─── DATA

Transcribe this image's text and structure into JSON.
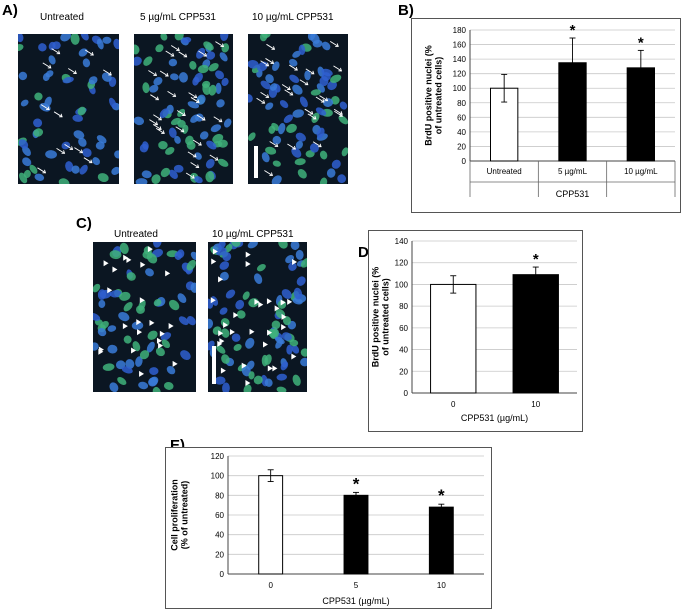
{
  "panels": {
    "A": {
      "letter": "A)",
      "labels": [
        "Untreated",
        "5 µg/mL CPP531",
        "10 µg/mL CPP531"
      ]
    },
    "C": {
      "letter": "C)",
      "labels": [
        "Untreated",
        "10 µg/mL CPP531"
      ]
    },
    "B": {
      "letter": "B)"
    },
    "D": {
      "letter": "D)"
    },
    "E": {
      "letter": "E)"
    }
  },
  "chart_data": [
    {
      "panel": "B",
      "type": "bar",
      "categories": [
        "Untreated",
        "5 µg/mL",
        "10 µg/mL"
      ],
      "group_label": "CPP531",
      "values": [
        100,
        135,
        128
      ],
      "errors": [
        19,
        34,
        24
      ],
      "significance": [
        "",
        "*",
        "*"
      ],
      "colors": [
        "#ffffff",
        "#000000",
        "#000000"
      ],
      "ylabel": "BrdU positive nuclei (% of untreated cells)",
      "ylim": [
        0,
        180
      ],
      "yticks": [
        0,
        20,
        40,
        60,
        80,
        100,
        120,
        140,
        160,
        180
      ],
      "grid": true
    },
    {
      "panel": "D",
      "type": "bar",
      "categories": [
        "0",
        "10"
      ],
      "values": [
        100,
        109
      ],
      "errors": [
        8,
        7
      ],
      "significance": [
        "",
        "*"
      ],
      "colors": [
        "#ffffff",
        "#000000"
      ],
      "xlabel": "CPP531 (µg/mL)",
      "ylabel": "BrdU positive nuclei (% of untreated cells)",
      "ylim": [
        0,
        140
      ],
      "yticks": [
        0,
        20,
        40,
        60,
        80,
        100,
        120,
        140
      ],
      "grid": true
    },
    {
      "panel": "E",
      "type": "bar",
      "categories": [
        "0",
        "5",
        "10"
      ],
      "values": [
        100,
        80,
        68
      ],
      "errors": [
        6,
        3,
        3
      ],
      "significance": [
        "",
        "*",
        "*"
      ],
      "colors": [
        "#ffffff",
        "#000000",
        "#000000"
      ],
      "xlabel": "CPP531 (µg/mL)",
      "ylabel": "Cell proliferation (% of untreated)",
      "ylim": [
        0,
        120
      ],
      "yticks": [
        0,
        20,
        40,
        60,
        80,
        100,
        120
      ],
      "grid": true
    }
  ]
}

──────

Could you repeat every entry above exactly, with each picture omitted?

● EXERCISE RESULT:
Transcribe this image's text and structure into JSON.
{
  "panels": {
    "A": {
      "letter": "A)",
      "labels": [
        "Untreated",
        "5 µg/mL CPP531",
        "10 µg/mL CPP531"
      ]
    },
    "C": {
      "letter": "C)",
      "labels": [
        "Untreated",
        "10 µg/mL CPP531"
      ]
    },
    "B": {
      "letter": "B)"
    },
    "D": {
      "letter": "D)"
    },
    "E": {
      "letter": "E)"
    }
  },
  "chart_data": [
    {
      "panel": "B",
      "type": "bar",
      "categories": [
        "Untreated",
        "5 µg/mL",
        "10 µg/mL"
      ],
      "group_label": "CPP531",
      "values": [
        100,
        135,
        128
      ],
      "errors": [
        19,
        34,
        24
      ],
      "significance": [
        "",
        "*",
        "*"
      ],
      "colors": [
        "#ffffff",
        "#000000",
        "#000000"
      ],
      "ylabel": "BrdU positive nuclei (% of untreated cells)",
      "ylim": [
        0,
        180
      ],
      "yticks": [
        0,
        20,
        40,
        60,
        80,
        100,
        120,
        140,
        160,
        180
      ],
      "grid": true
    },
    {
      "panel": "D",
      "type": "bar",
      "categories": [
        "0",
        "10"
      ],
      "values": [
        100,
        109
      ],
      "errors": [
        8,
        7
      ],
      "significance": [
        "",
        "*"
      ],
      "colors": [
        "#ffffff",
        "#000000"
      ],
      "xlabel": "CPP531 (µg/mL)",
      "ylabel": "BrdU positive nuclei (% of untreated cells)",
      "ylim": [
        0,
        140
      ],
      "yticks": [
        0,
        20,
        40,
        60,
        80,
        100,
        120,
        140
      ],
      "grid": true
    },
    {
      "panel": "E",
      "type": "bar",
      "categories": [
        "0",
        "5",
        "10"
      ],
      "values": [
        100,
        80,
        68
      ],
      "errors": [
        6,
        3,
        3
      ],
      "significance": [
        "",
        "*",
        "*"
      ],
      "colors": [
        "#ffffff",
        "#000000",
        "#000000"
      ],
      "xlabel": "CPP531 (µg/mL)",
      "ylabel": "Cell proliferation (% of untreated)",
      "ylim": [
        0,
        120
      ],
      "yticks": [
        0,
        20,
        40,
        60,
        80,
        100,
        120
      ],
      "grid": true
    }
  ]
}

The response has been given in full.